Objective: Please render the listing below as a Markdown table with the columns "Row" and "Entry", putting each line's number in "Row" and its text in "Entry" and leaving out blank lines.
+ + + + + + +
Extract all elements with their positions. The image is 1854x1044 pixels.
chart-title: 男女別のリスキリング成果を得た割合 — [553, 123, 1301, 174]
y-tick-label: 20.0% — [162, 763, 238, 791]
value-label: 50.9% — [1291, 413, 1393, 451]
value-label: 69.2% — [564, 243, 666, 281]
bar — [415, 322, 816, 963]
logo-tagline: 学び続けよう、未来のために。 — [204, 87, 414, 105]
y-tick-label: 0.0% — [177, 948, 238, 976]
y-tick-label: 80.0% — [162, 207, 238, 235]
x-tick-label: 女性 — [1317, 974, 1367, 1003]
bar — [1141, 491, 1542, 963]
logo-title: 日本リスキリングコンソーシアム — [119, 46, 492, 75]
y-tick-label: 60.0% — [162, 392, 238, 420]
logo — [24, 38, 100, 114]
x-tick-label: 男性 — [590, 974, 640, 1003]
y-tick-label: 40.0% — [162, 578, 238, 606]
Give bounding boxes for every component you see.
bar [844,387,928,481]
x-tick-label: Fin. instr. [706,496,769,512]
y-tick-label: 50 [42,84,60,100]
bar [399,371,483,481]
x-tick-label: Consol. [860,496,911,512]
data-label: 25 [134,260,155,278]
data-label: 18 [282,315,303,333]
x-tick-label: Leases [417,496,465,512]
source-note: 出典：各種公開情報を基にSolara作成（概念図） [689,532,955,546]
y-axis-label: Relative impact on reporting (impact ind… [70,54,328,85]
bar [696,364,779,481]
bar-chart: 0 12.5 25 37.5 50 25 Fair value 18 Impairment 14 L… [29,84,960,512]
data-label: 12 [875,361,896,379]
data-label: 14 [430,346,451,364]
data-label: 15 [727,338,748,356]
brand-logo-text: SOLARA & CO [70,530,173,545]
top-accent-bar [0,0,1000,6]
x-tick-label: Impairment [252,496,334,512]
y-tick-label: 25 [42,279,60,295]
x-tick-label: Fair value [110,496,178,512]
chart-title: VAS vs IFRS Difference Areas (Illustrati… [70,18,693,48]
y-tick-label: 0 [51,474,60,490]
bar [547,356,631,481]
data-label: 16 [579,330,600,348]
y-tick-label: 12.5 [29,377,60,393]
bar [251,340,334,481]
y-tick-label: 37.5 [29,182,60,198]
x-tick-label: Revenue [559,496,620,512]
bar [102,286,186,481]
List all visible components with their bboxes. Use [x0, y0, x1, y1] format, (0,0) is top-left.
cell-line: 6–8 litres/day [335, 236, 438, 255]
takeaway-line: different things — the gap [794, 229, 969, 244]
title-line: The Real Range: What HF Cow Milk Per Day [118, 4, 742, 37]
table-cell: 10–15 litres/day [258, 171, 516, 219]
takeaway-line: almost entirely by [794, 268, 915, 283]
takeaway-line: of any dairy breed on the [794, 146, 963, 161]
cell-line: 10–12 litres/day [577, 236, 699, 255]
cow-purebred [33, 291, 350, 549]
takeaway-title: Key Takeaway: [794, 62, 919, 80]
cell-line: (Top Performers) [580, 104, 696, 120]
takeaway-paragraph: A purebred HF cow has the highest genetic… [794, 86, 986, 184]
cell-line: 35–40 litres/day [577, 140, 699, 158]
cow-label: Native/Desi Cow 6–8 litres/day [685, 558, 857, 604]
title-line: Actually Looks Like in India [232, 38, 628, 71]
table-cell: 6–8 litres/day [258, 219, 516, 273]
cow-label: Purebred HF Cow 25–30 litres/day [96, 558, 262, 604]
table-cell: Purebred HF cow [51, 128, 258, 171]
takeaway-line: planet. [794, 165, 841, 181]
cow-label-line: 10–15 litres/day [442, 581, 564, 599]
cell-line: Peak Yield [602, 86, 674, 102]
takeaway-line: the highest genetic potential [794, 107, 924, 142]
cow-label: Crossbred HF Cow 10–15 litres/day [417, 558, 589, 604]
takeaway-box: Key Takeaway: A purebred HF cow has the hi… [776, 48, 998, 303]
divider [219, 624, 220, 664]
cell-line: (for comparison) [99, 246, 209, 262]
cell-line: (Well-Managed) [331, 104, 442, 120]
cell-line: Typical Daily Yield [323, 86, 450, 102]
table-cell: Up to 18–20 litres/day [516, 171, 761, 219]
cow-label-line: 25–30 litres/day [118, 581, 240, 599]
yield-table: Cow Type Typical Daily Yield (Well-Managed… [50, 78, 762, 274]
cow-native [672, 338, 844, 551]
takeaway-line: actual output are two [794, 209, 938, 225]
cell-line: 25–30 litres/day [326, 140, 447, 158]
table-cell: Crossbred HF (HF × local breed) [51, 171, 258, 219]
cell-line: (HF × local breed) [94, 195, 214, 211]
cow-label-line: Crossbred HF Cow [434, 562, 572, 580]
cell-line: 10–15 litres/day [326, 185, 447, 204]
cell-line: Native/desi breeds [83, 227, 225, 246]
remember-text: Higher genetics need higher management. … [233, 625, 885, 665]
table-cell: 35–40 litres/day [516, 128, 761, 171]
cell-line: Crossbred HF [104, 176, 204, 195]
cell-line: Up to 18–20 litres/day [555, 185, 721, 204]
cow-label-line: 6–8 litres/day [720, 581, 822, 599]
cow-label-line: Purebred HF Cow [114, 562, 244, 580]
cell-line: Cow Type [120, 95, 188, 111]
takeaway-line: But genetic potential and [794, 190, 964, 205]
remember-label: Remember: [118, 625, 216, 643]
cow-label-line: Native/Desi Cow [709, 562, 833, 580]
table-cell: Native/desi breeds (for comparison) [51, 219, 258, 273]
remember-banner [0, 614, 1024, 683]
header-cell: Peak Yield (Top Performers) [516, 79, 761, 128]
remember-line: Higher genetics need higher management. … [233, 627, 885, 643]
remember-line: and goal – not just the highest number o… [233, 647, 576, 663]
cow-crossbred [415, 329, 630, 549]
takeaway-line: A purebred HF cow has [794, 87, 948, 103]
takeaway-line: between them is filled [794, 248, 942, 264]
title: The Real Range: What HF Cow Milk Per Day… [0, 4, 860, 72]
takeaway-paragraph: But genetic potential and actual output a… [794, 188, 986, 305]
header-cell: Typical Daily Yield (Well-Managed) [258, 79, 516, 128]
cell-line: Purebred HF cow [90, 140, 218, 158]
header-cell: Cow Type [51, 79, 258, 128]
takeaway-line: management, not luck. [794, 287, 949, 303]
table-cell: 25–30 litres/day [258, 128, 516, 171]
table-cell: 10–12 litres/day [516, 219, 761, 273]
+ + + + + + +
Reply to the task:
| Row | Entry |
|---|---|
| 1 | Extract all elements with their positions. The image is 1854x1044 pixels. |
| 2 | chart-title: 男女別のリスキリング成果を得た割合 — [553, 123, 1301, 174] |
| 3 | y-tick-label: 20.0% — [162, 763, 238, 791] |
| 4 | value-label: 50.9% — [1291, 413, 1393, 451] |
| 5 | value-label: 69.2% — [564, 243, 666, 281] |
| 6 | bar — [415, 322, 816, 963] |
| 7 | logo-tagline: 学び続けよう、未来のために。 — [204, 87, 414, 105] |
| 8 | y-tick-label: 0.0% — [177, 948, 238, 976] |
| 9 | y-tick-label: 80.0% — [162, 207, 238, 235] |
| 10 | x-tick-label: 女性 — [1317, 974, 1367, 1003] |
| 11 | bar — [1141, 491, 1542, 963] |
| 12 | logo-title: 日本リスキリングコンソーシアム — [119, 46, 492, 75] |
| 13 | y-tick-label: 60.0% — [162, 392, 238, 420] |
| 14 | logo — [24, 38, 100, 114] |
| 15 | x-tick-label: 男性 — [590, 974, 640, 1003] |
| 16 | y-tick-label: 40.0% — [162, 578, 238, 606] |
| 17 | Give bounding boxes for every component you see. |
| 18 | bar [844,387,928,481] |
| 19 | x-tick-label: Fin. instr. [706,496,769,512] |
| 20 | y-tick-label: 50 [42,84,60,100] |
| 21 | bar [399,371,483,481] |
| 22 | x-tick-label: Consol. [860,496,911,512] |
| 23 | data-label: 25 [134,260,155,278] |
| 24 | data-label: 18 [282,315,303,333] |
| 25 | x-tick-label: Leases [417,496,465,512] |
| 26 | source-note: 出典：各種公開情報を基にSolara作成（概念図） [689,532,955,546] |
| 27 | y-axis-label: Relative impact on reporting (impact ind… [70,54,328,85] |
| 28 | bar [696,364,779,481] |
| 29 | bar-chart: 0 12.5 25 37.5 50 25 Fair value 18 Impairment 14 L… [29,84,960,512] |
| 30 | data-label: 12 [875,361,896,379] |
| 31 | data-label: 14 [430,346,451,364] |
| 32 | data-label: 15 [727,338,748,356] |
| 33 | brand-logo-text: SOLARA & CO [70,530,173,545] |
| 34 | top-accent-bar [0,0,1000,6] |
| 35 | x-tick-label: Impairment [252,496,334,512] |
| 36 | y-tick-label: 25 [42,279,60,295] |
| 37 | x-tick-label: Fair value [110,496,178,512] |
| 38 | chart-title: VAS vs IFRS Difference Areas (Illustrati… [70,18,693,48] |
| 39 | y-tick-label: 0 [51,474,60,490] |
| 40 | bar [547,356,631,481] |
| 41 | data-label: 16 [579,330,600,348] |
| 42 | y-tick-label: 12.5 [29,377,60,393] |
| 43 | bar [251,340,334,481] |
| 44 | y-tick-label: 37.5 [29,182,60,198] |
| 45 | x-tick-label: Revenue [559,496,620,512] |
| 46 | bar [102,286,186,481] |
| 47 | List all visible components with their bboxes. Use [x0, y0, x1, y1] format, (0,0) is top-left. |
| 48 | cell-line: 6–8 litres/day [335, 236, 438, 255] |
| 49 | takeaway-line: different things — the gap [794, 229, 969, 244] |
| 50 | title-line: The Real Range: What HF Cow Milk Per Day [118, 4, 742, 37] |
| 51 | table-cell: 10–15 litres/day [258, 171, 516, 219] |
| 52 | takeaway-line: almost entirely by [794, 268, 915, 283] |
| 53 | takeaway-line: of any dairy breed on the [794, 146, 963, 161] |
| 54 | cell-line: 10–12 litres/day [577, 236, 699, 255] |
| 55 | cow-purebred [33, 291, 350, 549] |
| 56 | takeaway-title: Key Takeaway: [794, 62, 919, 80] |
| 57 | cell-line: (Top Performers) [580, 104, 696, 120] |
| 58 | takeaway-paragraph: A purebred HF cow has the highest genetic… [794, 86, 986, 184] |
| 59 | cell-line: 35–40 litres/day [577, 140, 699, 158] |
| 60 | cow-label: Native/Desi Cow 6–8 litres/day [685, 558, 857, 604] |
| 61 | title-line: Actually Looks Like in India [232, 38, 628, 71] |
| 62 | table-cell: 6–8 litres/day [258, 219, 516, 273] |
| 63 | cow-label: Purebred HF Cow 25–30 litres/day [96, 558, 262, 604] |
| 64 | table-cell: Purebred HF cow [51, 128, 258, 171] |
| 65 | takeaway-line: planet. [794, 165, 841, 181] |
| 66 | cow-label-line: 10–15 litres/day [442, 581, 564, 599] |
| 67 | cell-line: Peak Yield [602, 86, 674, 102] |
| 68 | takeaway-line: the highest genetic potential [794, 107, 924, 142] |
| 69 | cow-label: Crossbred HF Cow 10–15 litres/day [417, 558, 589, 604] |
| 70 | takeaway-box: Key Takeaway: A purebred HF cow has the hi… [776, 48, 998, 303] |
| 71 | divider [219, 624, 220, 664] |
| 72 | cell-line: (for comparison) [99, 246, 209, 262] |
| 73 | cell-line: (Well-Managed) [331, 104, 442, 120] |
| 74 | cell-line: Typical Daily Yield [323, 86, 450, 102] |
| 75 | table-cell: Up to 18–20 litres/day [516, 171, 761, 219] |
| 76 | cow-label-line: 25–30 litres/day [118, 581, 240, 599] |
| 77 | yield-table: Cow Type Typical Daily Yield (Well-Managed… [50, 78, 762, 274] |
| 78 | cow-native [672, 338, 844, 551] |
| 79 | takeaway-line: actual output are two [794, 209, 938, 225] |
| 80 | cell-line: 25–30 litres/day [326, 140, 447, 158] |
| 81 | table-cell: Crossbred HF (HF × local breed) [51, 171, 258, 219] |
| 82 | cell-line: (HF × local breed) [94, 195, 214, 211] |
| 83 | cow-label-line: Crossbred HF Cow [434, 562, 572, 580] |
| 84 | cell-line: 10–15 litres/day [326, 185, 447, 204] |
| 85 | cell-line: Native/desi breeds [83, 227, 225, 246] |
| 86 | remember-text: Higher genetics need higher management. … [233, 625, 885, 665] |
| 87 | table-cell: 35–40 litres/day [516, 128, 761, 171] |
| 88 | cell-line: Crossbred HF [104, 176, 204, 195] |
| 89 | cell-line: Up to 18–20 litres/day [555, 185, 721, 204] |
| 90 | cow-label-line: 6–8 litres/day [720, 581, 822, 599] |
| 91 | cow-label-line: Purebred HF Cow [114, 562, 244, 580] |
| 92 | cell-line: Cow Type [120, 95, 188, 111] |
| 93 | takeaway-line: But genetic potential and [794, 190, 964, 205] |
| 94 | remember-label: Remember: [118, 625, 216, 643] |
| 95 | cow-label-line: Native/Desi Cow [709, 562, 833, 580] |
| 96 | table-cell: Native/desi breeds (for comparison) [51, 219, 258, 273] |
| 97 | remember-banner [0, 614, 1024, 683] |
| 98 | header-cell: Peak Yield (Top Performers) [516, 79, 761, 128] |
| 99 | remember-line: Higher genetics need higher management. … [233, 627, 885, 643] |
| 100 | remember-line: and goal – not just the highest number o… [233, 647, 576, 663] |
| 101 | cow-crossbred [415, 329, 630, 549] |
| 102 | takeaway-line: A purebred HF cow has [794, 87, 948, 103] |
| 103 | takeaway-line: between them is filled [794, 248, 942, 264] |
| 104 | title: The Real Range: What HF Cow Milk Per Day… [0, 4, 860, 72] |
| 105 | takeaway-paragraph: But genetic potential and actual output a… [794, 188, 986, 305] |
| 106 | header-cell: Typical Daily Yield (Well-Managed) [258, 79, 516, 128] |
| 107 | cell-line: Purebred HF cow [90, 140, 218, 158] |
| 108 | header-cell: Cow Type [51, 79, 258, 128] |
| 109 | takeaway-line: management, not luck. [794, 287, 949, 303] |
| 110 | table-cell: 25–30 litres/day [258, 128, 516, 171] |
| 111 | table-cell: 10–12 litres/day [516, 219, 761, 273] |